[Recorded data]
** Begin **

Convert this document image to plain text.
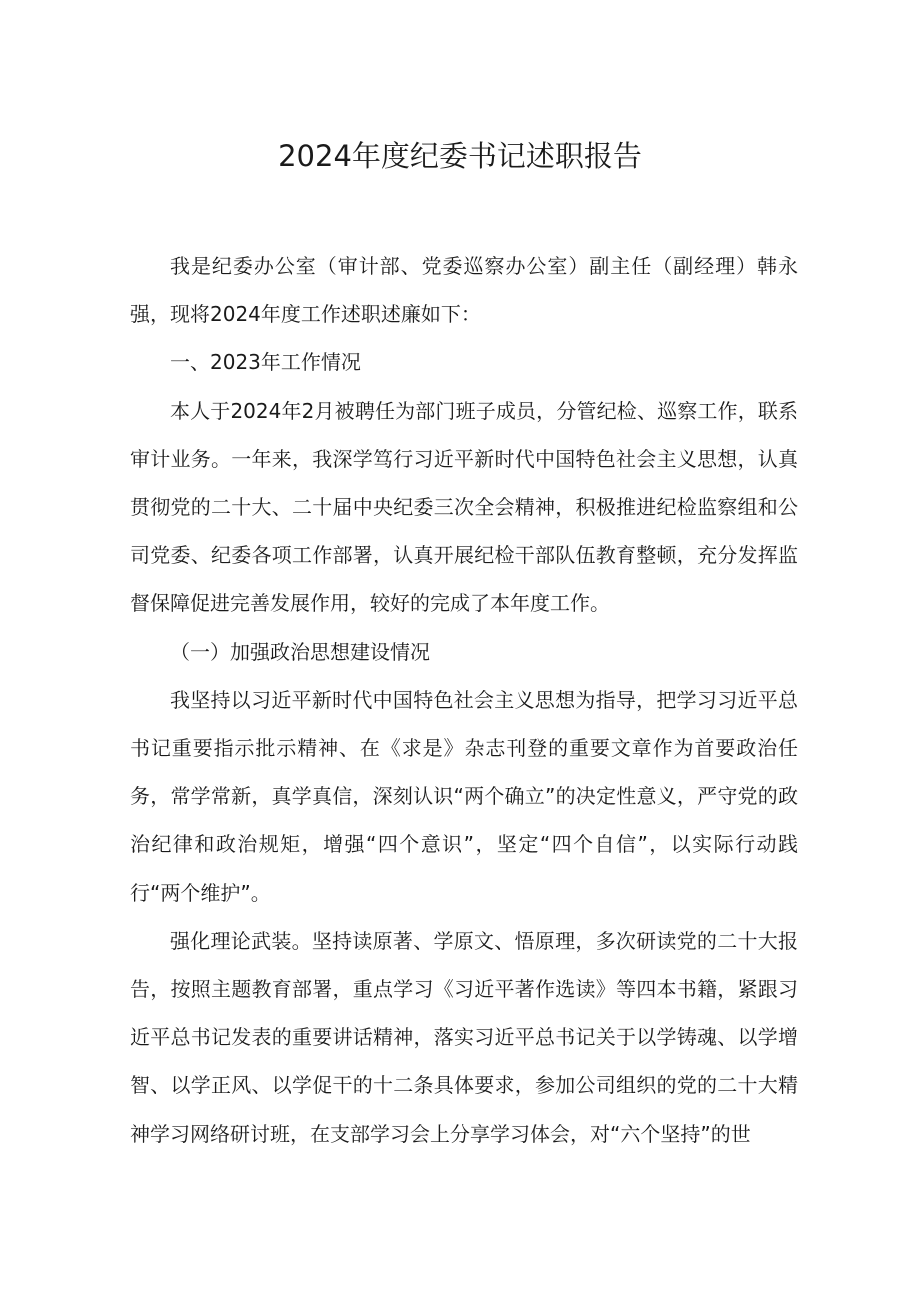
2024年度纪委书记述职报告

我是纪委办公室（审计部、党委巡察办公室）副主任（副经理）韩永强，现将2024年度工作述职述廉如下：

一、2023年工作情况

本人于2024年2月被聘任为部门班子成员，分管纪检、巡察工作，联系审计业务。一年来，我深学笃行习近平新时代中国特色社会主义思想，认真贯彻党的二十大、二十届中央纪委三次全会精神，积极推进纪检监察组和公司党委、纪委各项工作部署，认真开展纪检干部队伍教育整顿，充分发挥监督保障促进完善发展作用，较好的完成了本年度工作。

（一）加强政治思想建设情况

我坚持以习近平新时代中国特色社会主义思想为指导，把学习习近平总书记重要指示批示精神、在《求是》杂志刊登的重要文章作为首要政治任务，常学常新，真学真信，深刻认识“两个确立”的决定性意义，严守党的政治纪律和政治规矩，增强“四个意识”，坚定“四个自信”，以实际行动践行“两个维护”。

强化理论武装。坚持读原著、学原文、悟原理，多次研读党的二十大报告，按照主题教育部署，重点学习《习近平著作选读》等四本书籍，紧跟习近平总书记发表的重要讲话精神，落实习近平总书记关于以学铸魂、以学增智、以学正风、以学促干的十二条具体要求，参加公司组织的党的二十大精神学习网络研讨班，在支部学习会上分享学习体会，对“六个坚持”的世
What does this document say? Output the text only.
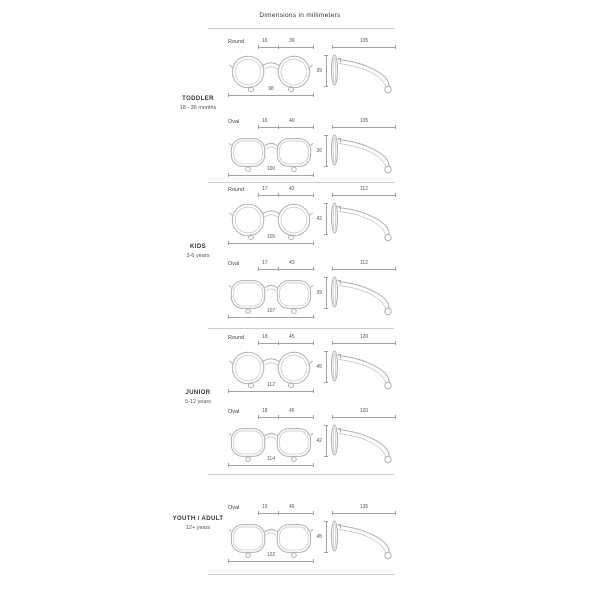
Dimensions in millimeters
TODDLER
18 - 36 months
KIDS
3-6 years
JUNIOR
5-12 years
YOUTH / ADULT
12+ years
Round	16	39
98
39
105
Oval	16	40
100
36
105
Round	17	42
105
42
112
Oval	17	43
107
39
112
Round	18	45
112
45
120
Oval	18	46
114
42
120
Oval	19	49
122
45
135
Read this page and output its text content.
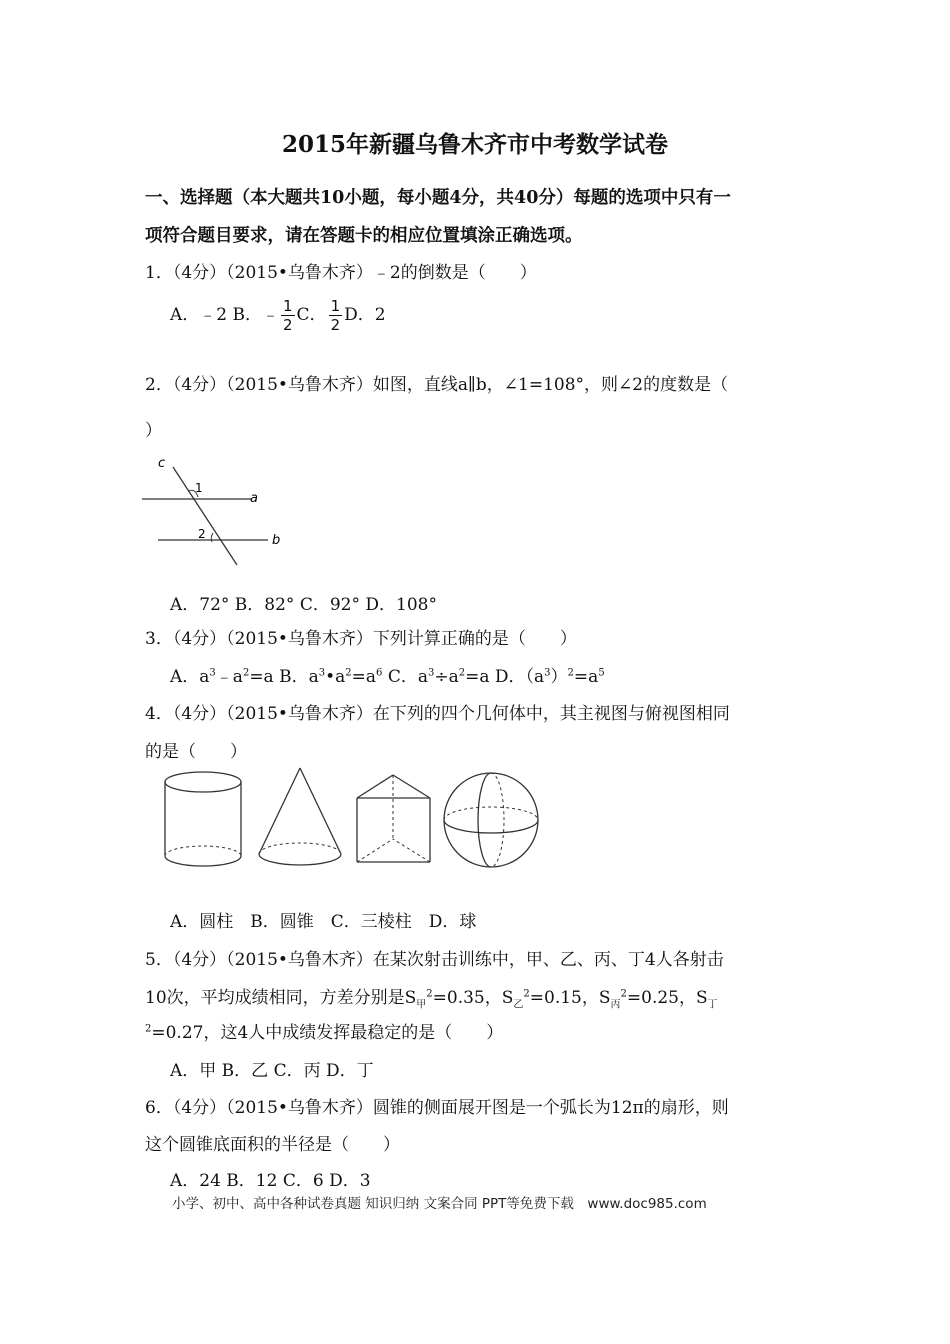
2015年新疆乌鲁木齐市中考数学试卷
一、选择题（本大题共10小题，每小题4分，共40分）每题的选项中只有一
项符合题目要求，请在答题卡的相应位置填涂正确选项。
1．（4分）（2015•乌鲁木齐）﹣2的倒数是（　　）
A．﹣2 B．﹣ $\frac{1}{2}$ C． $\frac{1}{2}$ D．2
2．（4分）（2015•乌鲁木齐）如图，直线a∥b，∠1=108°，则∠2的度数是（
）
c
1
a
2	b
A．72° B．82° C．92° D．108°
3．（4分）（2015•乌鲁木齐）下列计算正确的是（　　）
A．$a^3﹣a^2=a$ B．$a^3•a^2=a^6$ C．$a^3\div a^2=a$ D．$(a^3)^2=a^5$
4．（4分）（2015•乌鲁木齐）在下列的四个几何体中，其主视图与俯视图相同
的是（　　）
A．圆柱　B．圆锥　C．三棱柱　D．球
5．（4分）（2015•乌鲁木齐）在某次射击训练中，甲、乙、丙、丁4人各射击
10次，平均成绩相同，方差分别是$S_甲^2=0.35$，$S_乙^2=0.15$，$S_丙^2=0.25$，$S_丁$
$^2$=0.27，这4人中成绩发挥最稳定的是（　　）
A．甲 B．乙 C．丙 D．丁
6．（4分）（2015•乌鲁木齐）圆锥的侧面展开图是一个弧长为12π的扇形，则
这个圆锥底面积的半径是（　　）
A．24 B．12 C．6 D．3
小学、初中、高中各种试卷真题 知识归纳 文案合同 PPT等免费下载　www.doc985.com
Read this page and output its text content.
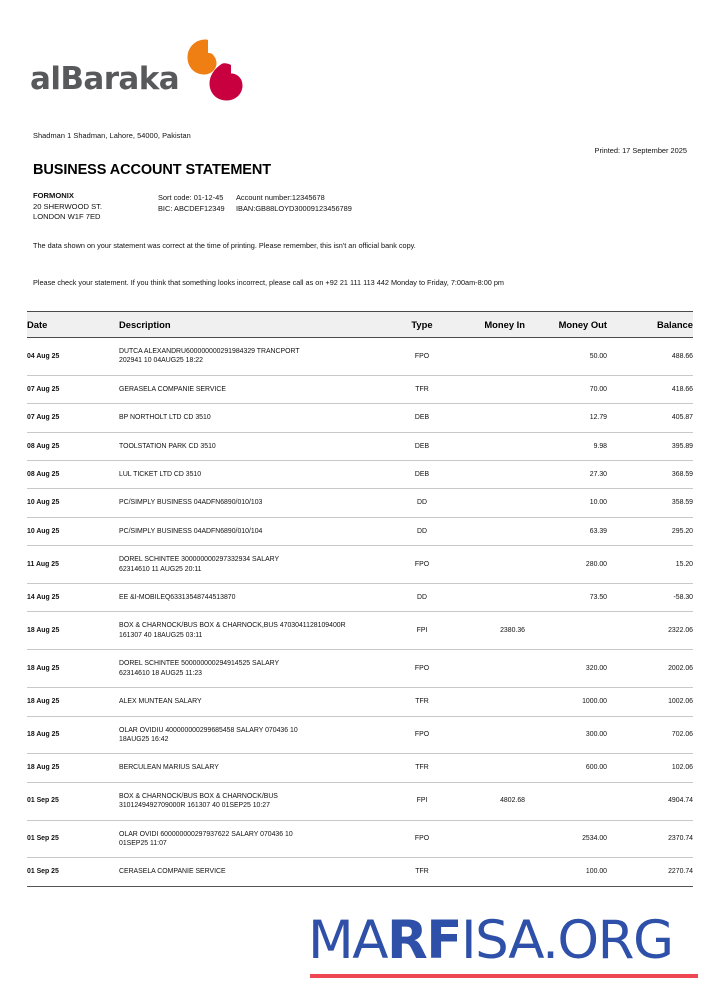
alBaraka
Shadman 1 Shadman, Lahore, 54000, Pakistan
Printed: 17 September 2025
BUSINESS ACCOUNT STATEMENT
FORMONIX
20 SHERWOOD ST.
LONDON W1F 7ED
Sort code: 01-12-45 Account number:12345678
BIC: ABCDEF12349 IBAN:GB88LOYD30009123456789
The data shown on your statement was correct at the time of printing. Please remember, this isn't an official bank copy.
Please check your statement. If you think that something looks incorrect, please call as on +92 21 111 113 442 Monday to Friday, 7:00am-8:00 pm
Date	Description	Type	Money In	Money Out	Balance
04 Aug 25	DUTCA ALEXANDRU600000000291984329 TRANCPORT
202941 10 04AUG25 18:22	FPO		50.00	488.66
07 Aug 25	GERASELA COMPANIE SERVICE	TFR		70.00	418.66
07 Aug 25	BP NORTHOLT LTD CD 3510	DEB		12.79	405.87
08 Aug 25	TOOLSTATION PARK CD 3510	DEB		9.98	395.89
08 Aug 25	LUL TICKET LTD CD 3510	DEB		27.30	368.59
10 Aug 25	PC/SIMPLY BUSINESS 04ADFN6890/010/103	DD		10.00	358.59
10 Aug 25	PC/SIMPLY BUSINESS 04ADFN6890/010/104	DD		63.39	295.20
11 Aug 25	DOREL SCHINTEE 300000000297332934 SALARY
62314610 11 AUG25 20:11	FPO		280.00	15.20
14 Aug 25	EE &I-MOBILEQ63313548744513870	DD		73.50	-58.30
18 Aug 25	BOX & CHARNOCK/BUS BOX & CHARNOCK,BUS 4703041128109400R
161307 40 18AUG25 03:11	FPI	2380.36		2322.06
18 Aug 25	DOREL SCHINTEE 500000000294914525 SALARY
62314610 18 AUG25 11:23	FPO		320.00	2002.06
18 Aug 25	ALEX MUNTEAN SALARY	TFR		1000.00	1002.06
18 Aug 25	OLAR OVIDIU 400000000299685458 SALARY 070436 10
18AUG25 16:42	FPO		300.00	702.06
18 Aug 25	BERCULEAN MARIUS SALARY	TFR		600.00	102.06
01 Sep 25	BOX & CHARNOCK/BUS BOX & CHARNOCK/BUS
3101249492709000R 161307 40 01SEP25 10:27	FPI	4802.68		4904.74
01 Sep 25	OLAR OVIDI 600000000297937622 SALARY 070436 10
01SEP25 11:07	FPO		2534.00	2370.74
01 Sep 25	CERASELA COMPANIE SERVICE	TFR		100.00	2270.74
MARFISA.ORG
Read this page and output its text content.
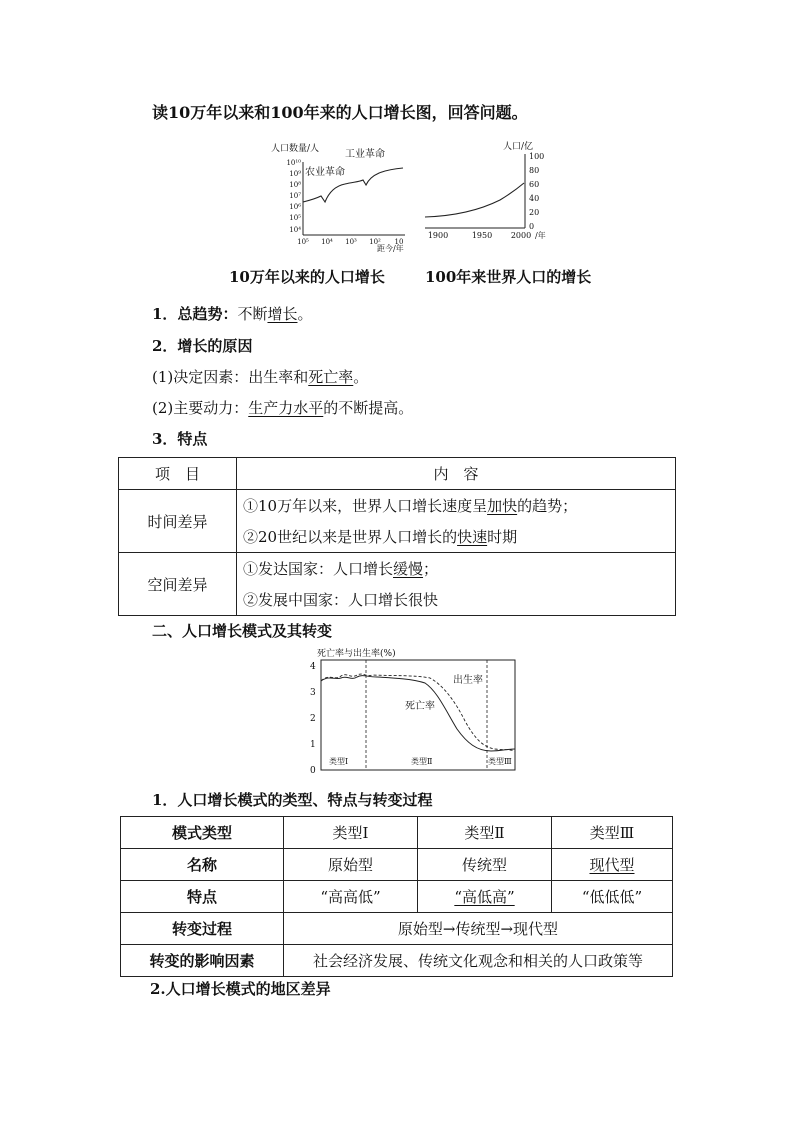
读10万年以来和100年来的人口增长图，回答问题。
人口数量/人
10¹⁰
10⁹
10⁸
10⁷
10⁶
10⁵
10⁴
10⁵ 10⁴ 10³ 10² 10
距今/年
农业革命
工业革命
人口/亿
100
80
60
40
20
0
1900	1950 2000 /年
10万年以来的人口增长	100年来世界人口的增长
1．总趋势：不断增长。
2．增长的原因
(1)决定因素：出生率和死亡率。
(2)主要动力：生产力水平的不断提高。
3．特点
项　目	内　容
时间差异	①10万年以来，世界人口增长速度呈加快的趋势；
	②20世纪以来是世界人口增长的快速时期
空间差异	①发达国家：人口增长缓慢；
	②发展中国家：人口增长很快
二、人口增长模式及其转变
死亡率与出生率(%)
4
3
2
1
0
出生率
死亡率
类型Ⅰ	类型Ⅱ	类型Ⅲ
1．人口增长模式的类型、特点与转变过程
模式类型	类型Ⅰ	类型Ⅱ	类型Ⅲ
名称	原始型	传统型	现代型
特点	“高高低”	“高低高”	“低低低”
转变过程	原始型→传统型→现代型		
转变的影响因素	社会经济发展、传统文化观念和相关的人口政策等		
2.人口增长模式的地区差异
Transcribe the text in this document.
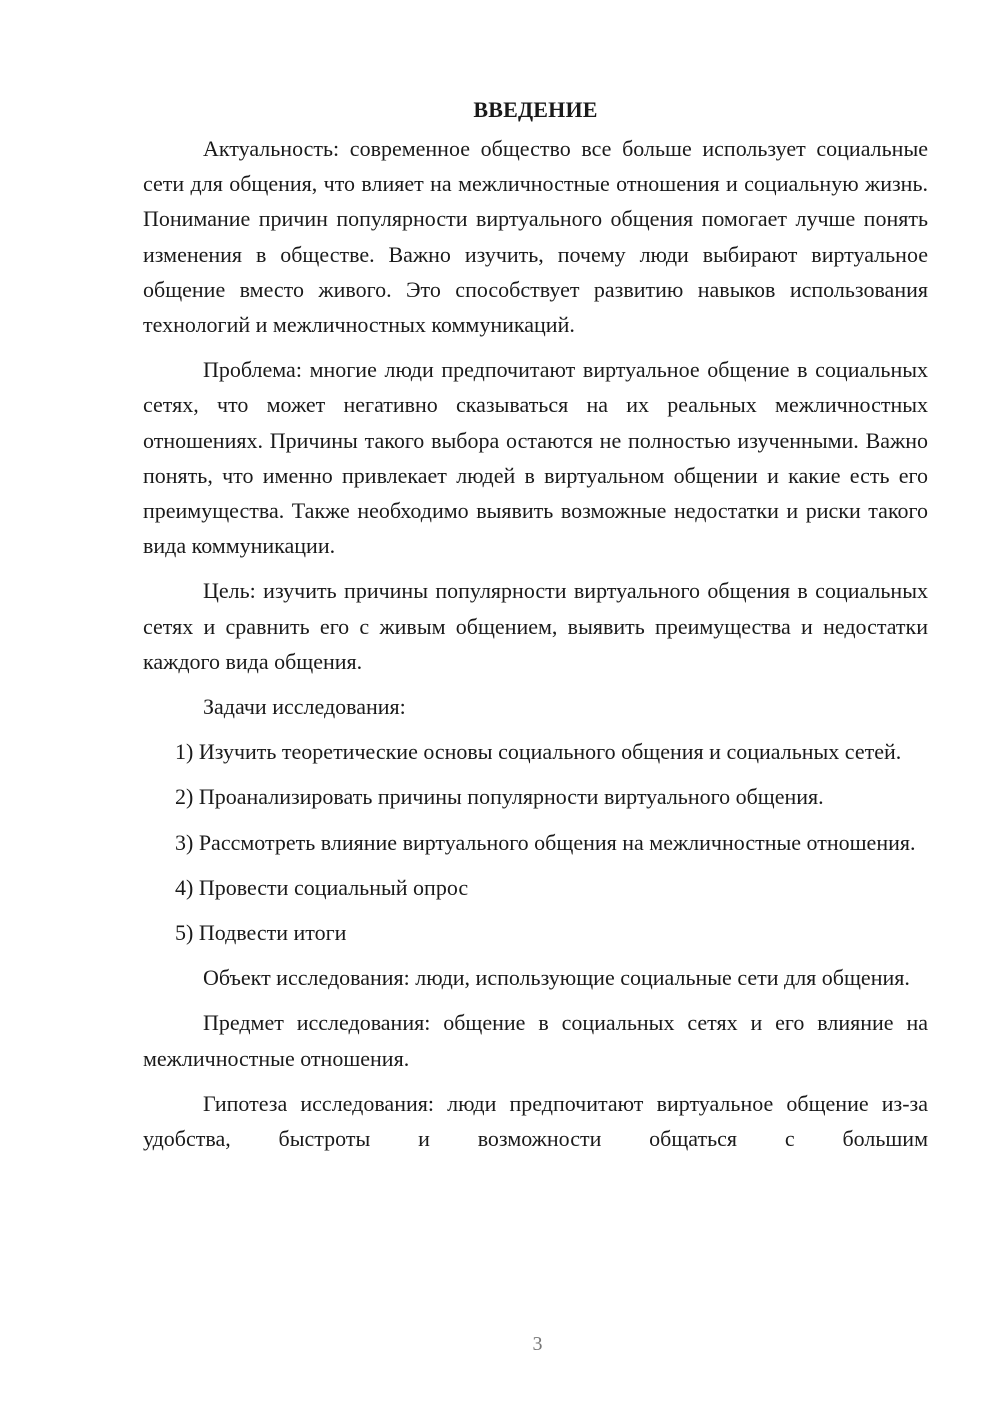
ВВЕДЕНИЕ

Актуальность: современное общество все больше использует социальные сети для общения, что влияет на межличностные отношения и социальную жизнь. Понимание причин популярности виртуального общения помогает лучше понять изменения в обществе. Важно изучить, почему люди выбирают виртуальное общение вместо живого. Это способствует развитию навыков использования технологий и межличностных коммуникаций.

Проблема: многие люди предпочитают виртуальное общение в социальных сетях, что может негативно сказываться на их реальных межличностных отношениях. Причины такого выбора остаются не полностью изученными. Важно понять, что именно привлекает людей в виртуальном общении и какие есть его преимущества. Также необходимо выявить возможные недостатки и риски такого вида коммуникации.

Цель: изучить причины популярности виртуального общения в социальных сетях и сравнить его с живым общением, выявить преимущества и недостатки каждого вида общения.

Задачи исследования:

1) Изучить теоретические основы социального общения и социальных сетей.

2) Проанализировать причины популярности виртуального общения.

3) Рассмотреть влияние виртуального общения на межличностные отношения.

4) Провести социальный опрос

5) Подвести итоги

Объект исследования: люди, использующие социальные сети для общения.

Предмет исследования: общение в социальных сетях и его влияние на межличностные отношения.

Гипотеза исследования: люди предпочитают виртуальное общение из-за удобства, быстроты и возможности общаться с большим

3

** End **

## Direction
Find the string "предпочитают" in the entries above and return each line that holds it.

## Task solution
Проблема: многие люди предпочитают виртуальное общение в социальных сетях, что может негативно сказываться на их реальных межличностных отношениях. Причины такого выбора остаются не полностью изученными. Важно понять, что именно привлекает людей в виртуальном общении и какие есть его преимущества. Также необходимо выявить возможные недостатки и риски такого вида коммуникации.
Гипотеза исследования: люди предпочитают виртуальное общение из-за удобства, быстроты и возможности общаться с большим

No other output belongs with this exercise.